Goal:
Transcribe exactly the entries from the "OCR this image." line to the end, both included, minus pictures.

■ ■ ■ ■ ■ ■ ■

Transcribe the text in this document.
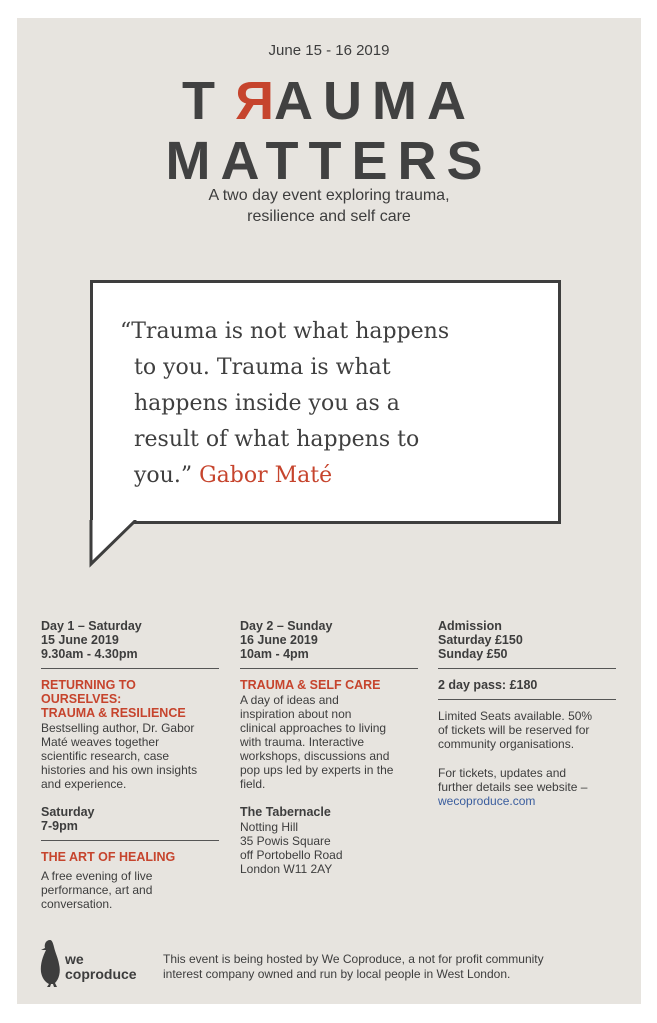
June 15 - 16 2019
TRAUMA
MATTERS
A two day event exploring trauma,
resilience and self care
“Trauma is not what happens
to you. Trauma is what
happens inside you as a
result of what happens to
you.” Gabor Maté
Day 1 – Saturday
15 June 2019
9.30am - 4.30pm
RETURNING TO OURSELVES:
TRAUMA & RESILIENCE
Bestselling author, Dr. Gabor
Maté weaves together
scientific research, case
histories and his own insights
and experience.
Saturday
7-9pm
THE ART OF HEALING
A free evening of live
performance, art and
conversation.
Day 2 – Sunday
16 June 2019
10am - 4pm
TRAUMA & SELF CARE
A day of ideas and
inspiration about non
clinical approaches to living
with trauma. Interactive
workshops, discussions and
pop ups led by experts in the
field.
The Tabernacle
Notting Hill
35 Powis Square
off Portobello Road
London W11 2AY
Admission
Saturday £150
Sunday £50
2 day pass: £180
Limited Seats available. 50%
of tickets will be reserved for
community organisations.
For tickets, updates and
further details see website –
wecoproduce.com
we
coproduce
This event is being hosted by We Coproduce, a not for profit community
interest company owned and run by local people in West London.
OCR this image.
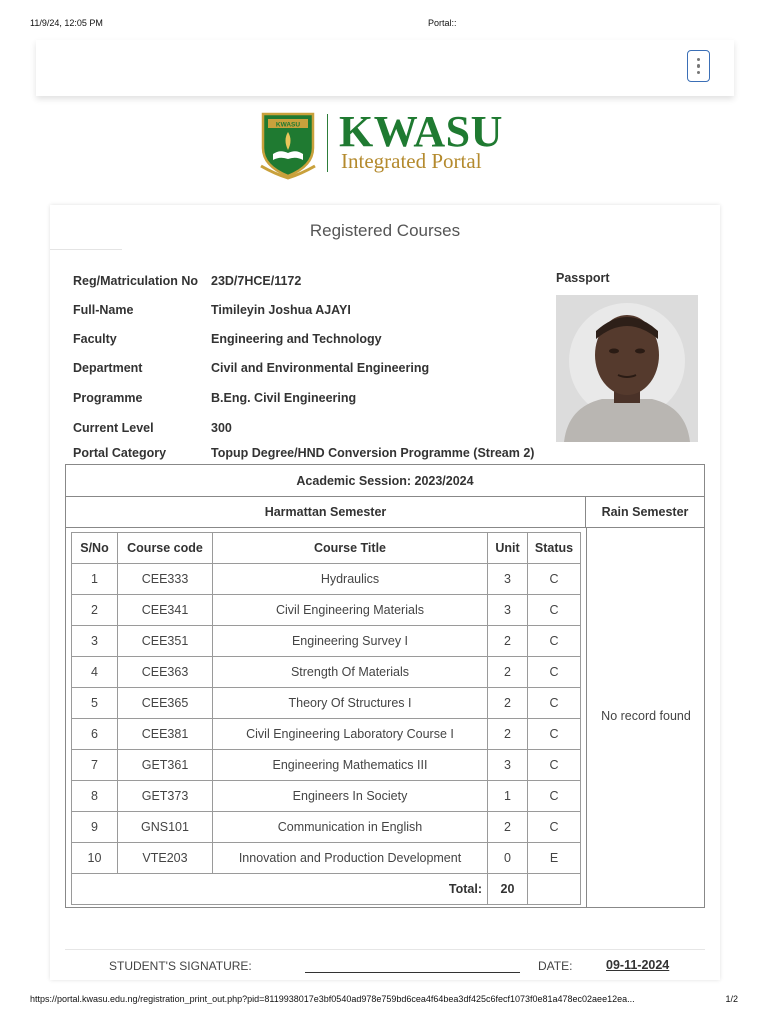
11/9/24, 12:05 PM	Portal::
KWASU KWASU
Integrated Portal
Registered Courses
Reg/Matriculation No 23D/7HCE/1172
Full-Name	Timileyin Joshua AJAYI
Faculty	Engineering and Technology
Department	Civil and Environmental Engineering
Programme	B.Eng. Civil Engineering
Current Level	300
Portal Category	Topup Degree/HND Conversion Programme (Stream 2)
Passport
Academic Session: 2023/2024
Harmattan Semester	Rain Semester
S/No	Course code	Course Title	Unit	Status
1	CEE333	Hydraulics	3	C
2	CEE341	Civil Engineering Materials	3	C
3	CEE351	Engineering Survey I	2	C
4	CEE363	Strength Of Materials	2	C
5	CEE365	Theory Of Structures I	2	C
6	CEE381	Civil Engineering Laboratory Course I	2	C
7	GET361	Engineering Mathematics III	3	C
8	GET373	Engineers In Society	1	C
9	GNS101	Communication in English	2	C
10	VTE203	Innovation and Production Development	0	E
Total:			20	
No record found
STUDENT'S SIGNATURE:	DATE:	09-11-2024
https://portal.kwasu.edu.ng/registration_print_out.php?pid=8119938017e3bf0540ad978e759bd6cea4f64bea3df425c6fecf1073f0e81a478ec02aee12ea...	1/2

■ ■ ■ ■ ■ ■ ■

Answer to the exercise:
OCR this image.
11/9/24, 12:05 PM	Portal::
KWASU KWASU
Integrated Portal
Registered Courses
Reg/Matriculation No 23D/7HCE/1172
Full-Name	Timileyin Joshua AJAYI
Faculty	Engineering and Technology
Department	Civil and Environmental Engineering
Programme	B.Eng. Civil Engineering
Current Level	300
Portal Category	Topup Degree/HND Conversion Programme (Stream 2)
Passport
Academic Session: 2023/2024
Harmattan Semester	Rain Semester
S/No	Course code	Course Title	Unit	Status
1	CEE333	Hydraulics	3	C
2	CEE341	Civil Engineering Materials	3	C
3	CEE351	Engineering Survey I	2	C
4	CEE363	Strength Of Materials	2	C
5	CEE365	Theory Of Structures I	2	C
6	CEE381	Civil Engineering Laboratory Course I	2	C
7	GET361	Engineering Mathematics III	3	C
8	GET373	Engineers In Society	1	C
9	GNS101	Communication in English	2	C
10	VTE203	Innovation and Production Development	0	E
Total:			20	
No record found
STUDENT'S SIGNATURE:	DATE:	09-11-2024
https://portal.kwasu.edu.ng/registration_print_out.php?pid=8119938017e3bf0540ad978e759bd6cea4f64bea3df425c6fecf1073f0e81a478ec02aee12ea...	1/2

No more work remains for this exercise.